PROBLEM TO SOLVE:
Leave the pictures out, and retype all of the material exactly as written.
BEGIN RECORDS PROVIDED
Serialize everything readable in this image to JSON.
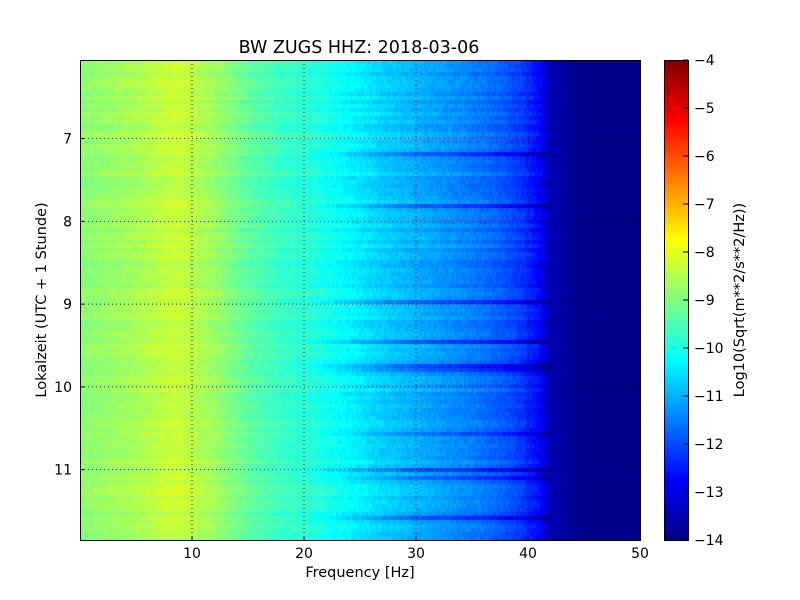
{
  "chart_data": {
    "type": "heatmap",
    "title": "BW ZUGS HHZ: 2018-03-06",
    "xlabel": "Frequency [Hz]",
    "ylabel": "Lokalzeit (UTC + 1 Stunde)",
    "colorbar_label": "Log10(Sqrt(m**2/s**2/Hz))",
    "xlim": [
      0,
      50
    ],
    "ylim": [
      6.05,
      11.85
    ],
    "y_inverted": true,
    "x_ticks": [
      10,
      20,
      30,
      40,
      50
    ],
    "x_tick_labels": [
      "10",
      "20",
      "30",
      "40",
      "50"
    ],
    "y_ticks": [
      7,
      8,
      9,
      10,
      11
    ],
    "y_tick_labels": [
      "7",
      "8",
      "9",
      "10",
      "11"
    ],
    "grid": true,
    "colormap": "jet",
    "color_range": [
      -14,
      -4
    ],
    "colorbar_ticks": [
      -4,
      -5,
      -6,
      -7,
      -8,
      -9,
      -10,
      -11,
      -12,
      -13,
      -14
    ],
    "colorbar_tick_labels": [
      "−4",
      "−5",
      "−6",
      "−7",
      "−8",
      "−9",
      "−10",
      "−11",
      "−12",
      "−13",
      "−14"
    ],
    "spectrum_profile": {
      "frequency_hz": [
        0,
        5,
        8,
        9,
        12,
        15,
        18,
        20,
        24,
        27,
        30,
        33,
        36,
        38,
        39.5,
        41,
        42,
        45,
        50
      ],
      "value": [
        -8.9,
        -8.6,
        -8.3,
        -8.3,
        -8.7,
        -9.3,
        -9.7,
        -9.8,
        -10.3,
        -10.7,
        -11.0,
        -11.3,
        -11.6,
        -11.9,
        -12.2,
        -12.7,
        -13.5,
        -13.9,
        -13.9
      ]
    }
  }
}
END RECORDS PROVIDED
ANSWER TO THIS PROBLEM:
Serialize everything readable in this image to JSON.
{
  "chart_data": {
    "type": "heatmap",
    "title": "BW ZUGS HHZ: 2018-03-06",
    "xlabel": "Frequency [Hz]",
    "ylabel": "Lokalzeit (UTC + 1 Stunde)",
    "colorbar_label": "Log10(Sqrt(m**2/s**2/Hz))",
    "xlim": [
      0,
      50
    ],
    "ylim": [
      6.05,
      11.85
    ],
    "y_inverted": true,
    "x_ticks": [
      10,
      20,
      30,
      40,
      50
    ],
    "x_tick_labels": [
      "10",
      "20",
      "30",
      "40",
      "50"
    ],
    "y_ticks": [
      7,
      8,
      9,
      10,
      11
    ],
    "y_tick_labels": [
      "7",
      "8",
      "9",
      "10",
      "11"
    ],
    "grid": true,
    "colormap": "jet",
    "color_range": [
      -14,
      -4
    ],
    "colorbar_ticks": [
      -4,
      -5,
      -6,
      -7,
      -8,
      -9,
      -10,
      -11,
      -12,
      -13,
      -14
    ],
    "colorbar_tick_labels": [
      "−4",
      "−5",
      "−6",
      "−7",
      "−8",
      "−9",
      "−10",
      "−11",
      "−12",
      "−13",
      "−14"
    ],
    "spectrum_profile": {
      "frequency_hz": [
        0,
        5,
        8,
        9,
        12,
        15,
        18,
        20,
        24,
        27,
        30,
        33,
        36,
        38,
        39.5,
        41,
        42,
        45,
        50
      ],
      "value": [
        -8.9,
        -8.6,
        -8.3,
        -8.3,
        -8.7,
        -9.3,
        -9.7,
        -9.8,
        -10.3,
        -10.7,
        -11.0,
        -11.3,
        -11.6,
        -11.9,
        -12.2,
        -12.7,
        -13.5,
        -13.9,
        -13.9
      ]
    }
  }
}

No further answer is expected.